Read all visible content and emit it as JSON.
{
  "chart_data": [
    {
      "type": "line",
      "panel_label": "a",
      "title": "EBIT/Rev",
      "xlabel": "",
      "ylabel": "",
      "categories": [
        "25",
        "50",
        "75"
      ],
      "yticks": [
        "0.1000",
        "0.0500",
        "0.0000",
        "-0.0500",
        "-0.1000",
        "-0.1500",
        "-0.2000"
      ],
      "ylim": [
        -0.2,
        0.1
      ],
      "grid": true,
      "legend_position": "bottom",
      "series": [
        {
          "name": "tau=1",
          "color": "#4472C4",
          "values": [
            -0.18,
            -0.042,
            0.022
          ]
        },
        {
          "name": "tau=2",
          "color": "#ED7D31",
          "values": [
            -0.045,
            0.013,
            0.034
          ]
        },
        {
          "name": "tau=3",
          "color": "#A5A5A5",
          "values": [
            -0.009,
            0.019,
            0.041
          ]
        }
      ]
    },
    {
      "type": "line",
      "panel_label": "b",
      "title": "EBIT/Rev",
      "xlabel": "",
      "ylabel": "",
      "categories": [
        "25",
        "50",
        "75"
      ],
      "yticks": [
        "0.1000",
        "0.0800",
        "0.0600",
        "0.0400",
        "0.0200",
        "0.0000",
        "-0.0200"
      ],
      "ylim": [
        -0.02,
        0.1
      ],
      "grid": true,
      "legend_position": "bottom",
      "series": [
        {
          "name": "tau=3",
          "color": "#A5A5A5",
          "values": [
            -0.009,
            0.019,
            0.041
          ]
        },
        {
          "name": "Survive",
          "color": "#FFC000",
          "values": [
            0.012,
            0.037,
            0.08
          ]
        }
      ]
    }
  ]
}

-=-=-=-=-

* WHAT IS BEING ASKED
In the records, locate each line holding the string "name" and copy it.

* REPLY
          "name": "tau=1",
          "name": "tau=2",
          "name": "tau=3",
          "name": "tau=3",
          "name": "Survive",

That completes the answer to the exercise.